Selected excerpt:

Discourse on Rancher: Troubleshooting Guide
This guide addresses common issues that may arise during your Discourse deployment on Rancher Kubernetes.
Deployment Issues
Pods Stuck in Pending State
Symptoms:
- Pods remain in “Pending” status
- Deployment doesn’t proceed
Possible Causes:
- Insufficient cluster resources
- PVC issues
- Node selector/affinity issues
Troubleshooting Steps:
# Check pod status with details
kubectl describe pod <pod-name> -n discourse-dev
# Check PVC status
kubectl get pvc -n discourse-dev
# Check node resources
kubectl describe nodes
Resolution:
- If resources are insufficient, adjust resource requests in values.yaml
- If PVC issues, verify storageClass exists and is configured correctly
- Ensure sufficient nodes are available matching any node selectors
Container Creation Errors
Symptoms:
- Pods show status like “CreateContainerError” or “CrashLoopBackOff”
- Containers repeatedly restart
Possible Causes:
- Invalid configuration
- Secret/ConfigMap issues
- Image pull issues
Troubleshooting Steps:
# Check pod logs
kubectl logs <pod-name> -n discourse-dev
# Check events
kubectl get events -n discourse-dev --sort-by='.lastTimestamp'
# Check container status
kubectl describe pod <pod-name> -n discourse-dev
Resolution:
- Fix configuration errors in values.yaml
- Ensure secrets and configmaps exist and are correctly formatted
- Verify container registry access if using custom images
Ingress/Networking Issues
Cannot Access Discourse UI
Symptoms:
- Web UI not accessible at configured domain
- Browser shows connection errors
Possible Causes:
- Ingress misconfiguration
- TLS certificate issues
- DNS issues
Troubleshooting Steps:
# Check ingress status
kubectl get ingress -n discourse-dev
kubectl describe ingress <ingress-name> -n discourse-dev
# Verify TLS secret
kubectl get secret <tls-secret-name> -n discourse-dev
# Check services
kubectl get svc -n discourse-dev
Resolution:
- Ensure DNS points to correct Kubernetes ingress IP
- Verify TLS certificate exists and is valid
- Check ingress controller logs for routing errors
TLS Certificate Issues
Symptoms:
- Browser shows certificate errors
- Certificate invalid or for wrong domain
Possible Causes:
- Incorrect secret name in ingress config
- Expired or invalid certificate
- Cert-manager issues (if using)

Exercise data:
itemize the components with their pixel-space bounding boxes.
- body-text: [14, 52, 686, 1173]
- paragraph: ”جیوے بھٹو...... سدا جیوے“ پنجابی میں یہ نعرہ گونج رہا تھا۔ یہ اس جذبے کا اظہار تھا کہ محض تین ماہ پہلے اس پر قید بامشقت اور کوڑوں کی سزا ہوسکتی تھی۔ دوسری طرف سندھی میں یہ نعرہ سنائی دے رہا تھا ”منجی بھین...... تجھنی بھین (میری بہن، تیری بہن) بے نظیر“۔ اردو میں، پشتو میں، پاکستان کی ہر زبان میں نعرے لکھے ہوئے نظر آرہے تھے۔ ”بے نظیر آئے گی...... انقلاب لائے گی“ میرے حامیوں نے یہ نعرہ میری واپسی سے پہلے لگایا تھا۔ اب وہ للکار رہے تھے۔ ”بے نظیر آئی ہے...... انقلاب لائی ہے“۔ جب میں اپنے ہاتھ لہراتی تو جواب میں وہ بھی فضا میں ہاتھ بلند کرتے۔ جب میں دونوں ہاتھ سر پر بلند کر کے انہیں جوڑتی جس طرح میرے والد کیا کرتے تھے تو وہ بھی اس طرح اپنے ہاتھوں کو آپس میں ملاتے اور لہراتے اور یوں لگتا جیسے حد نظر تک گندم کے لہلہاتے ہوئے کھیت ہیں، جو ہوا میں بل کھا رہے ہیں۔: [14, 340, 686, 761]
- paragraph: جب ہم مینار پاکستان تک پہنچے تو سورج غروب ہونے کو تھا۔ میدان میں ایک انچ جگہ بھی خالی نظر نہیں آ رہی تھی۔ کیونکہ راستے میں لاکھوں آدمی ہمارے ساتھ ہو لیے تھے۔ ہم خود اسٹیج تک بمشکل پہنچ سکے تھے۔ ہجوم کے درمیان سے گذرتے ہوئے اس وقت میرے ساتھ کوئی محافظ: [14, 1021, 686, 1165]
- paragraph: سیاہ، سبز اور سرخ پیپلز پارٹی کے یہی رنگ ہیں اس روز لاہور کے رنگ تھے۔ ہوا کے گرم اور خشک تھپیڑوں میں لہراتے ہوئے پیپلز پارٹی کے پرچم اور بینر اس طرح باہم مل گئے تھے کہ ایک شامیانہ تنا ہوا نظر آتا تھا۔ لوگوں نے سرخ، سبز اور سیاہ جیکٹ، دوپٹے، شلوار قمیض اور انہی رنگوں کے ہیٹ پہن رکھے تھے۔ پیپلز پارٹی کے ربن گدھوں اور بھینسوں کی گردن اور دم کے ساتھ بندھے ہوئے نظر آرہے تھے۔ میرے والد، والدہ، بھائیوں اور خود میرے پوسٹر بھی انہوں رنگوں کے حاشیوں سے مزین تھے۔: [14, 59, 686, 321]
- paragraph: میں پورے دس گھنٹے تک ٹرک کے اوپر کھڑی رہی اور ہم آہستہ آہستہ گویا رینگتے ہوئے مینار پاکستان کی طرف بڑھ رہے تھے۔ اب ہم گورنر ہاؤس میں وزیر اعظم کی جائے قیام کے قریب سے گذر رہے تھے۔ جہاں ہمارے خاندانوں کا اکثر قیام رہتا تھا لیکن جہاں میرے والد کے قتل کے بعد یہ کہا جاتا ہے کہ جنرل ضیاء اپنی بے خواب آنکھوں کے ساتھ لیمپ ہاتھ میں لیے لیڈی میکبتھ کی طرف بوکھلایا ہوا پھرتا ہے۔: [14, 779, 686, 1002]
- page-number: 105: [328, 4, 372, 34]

Work required: Write out the entire Discourse on Rancher troubleshooting guide word for word. The listing has no connection to the Discourse on Rancher troubleshooting guide.

Task solution:
Discourse on Rancher: Troubleshooting Guide
This guide addresses common issues that may arise during your Discourse deployment on Rancher Kubernetes.
Deployment Issues
Pods Stuck in Pending State
Symptoms:
- Pods remain in “Pending” status
- Deployment doesn’t proceed
Possible Causes:
- Insufficient cluster resources
- PVC issues
- Node selector/affinity issues
Troubleshooting Steps:
# Check pod status with details
kubectl describe pod <pod-name> -n discourse-dev
# Check PVC status
kubectl get pvc -n discourse-dev
# Check node resources
kubectl describe nodes
Resolution:
- If resources are insufficient, adjust resource requests in values.yaml
- If PVC issues, verify storageClass exists and is configured correctly
- Ensure sufficient nodes are available matching any node selectors
Container Creation Errors
Symptoms:
- Pods show status like “CreateContainerError” or “CrashLoopBackOff”
- Containers repeatedly restart
Possible Causes:
- Invalid configuration
- Secret/ConfigMap issues
- Image pull issues
Troubleshooting Steps:
# Check pod logs
kubectl logs <pod-name> -n discourse-dev
# Check events
kubectl get events -n discourse-dev --sort-by='.lastTimestamp'
# Check container status
kubectl describe pod <pod-name> -n discourse-dev
Resolution:
- Fix configuration errors in values.yaml
- Ensure secrets and configmaps exist and are correctly formatted
- Verify container registry access if using custom images
Ingress/Networking Issues
Cannot Access Discourse UI
Symptoms:
- Web UI not accessible at configured domain
- Browser shows connection errors
Possible Causes:
- Ingress misconfiguration
- TLS certificate issues
- DNS issues
Troubleshooting Steps:
# Check ingress status
kubectl get ingress -n discourse-dev
kubectl describe ingress <ingress-name> -n discourse-dev
# Verify TLS secret
kubectl get secret <tls-secret-name> -n discourse-dev
# Check services
kubectl get svc -n discourse-dev
Resolution:
- Ensure DNS points to correct Kubernetes ingress IP
- Verify TLS certificate exists and is valid
- Check ingress controller logs for routing errors
TLS Certificate Issues
Symptoms:
- Browser shows certificate errors
- Certificate invalid or for wrong domain
Possible Causes:
- Incorrect secret name in ingress config
- Expired or invalid certificate
- Cert-manager issues (if using)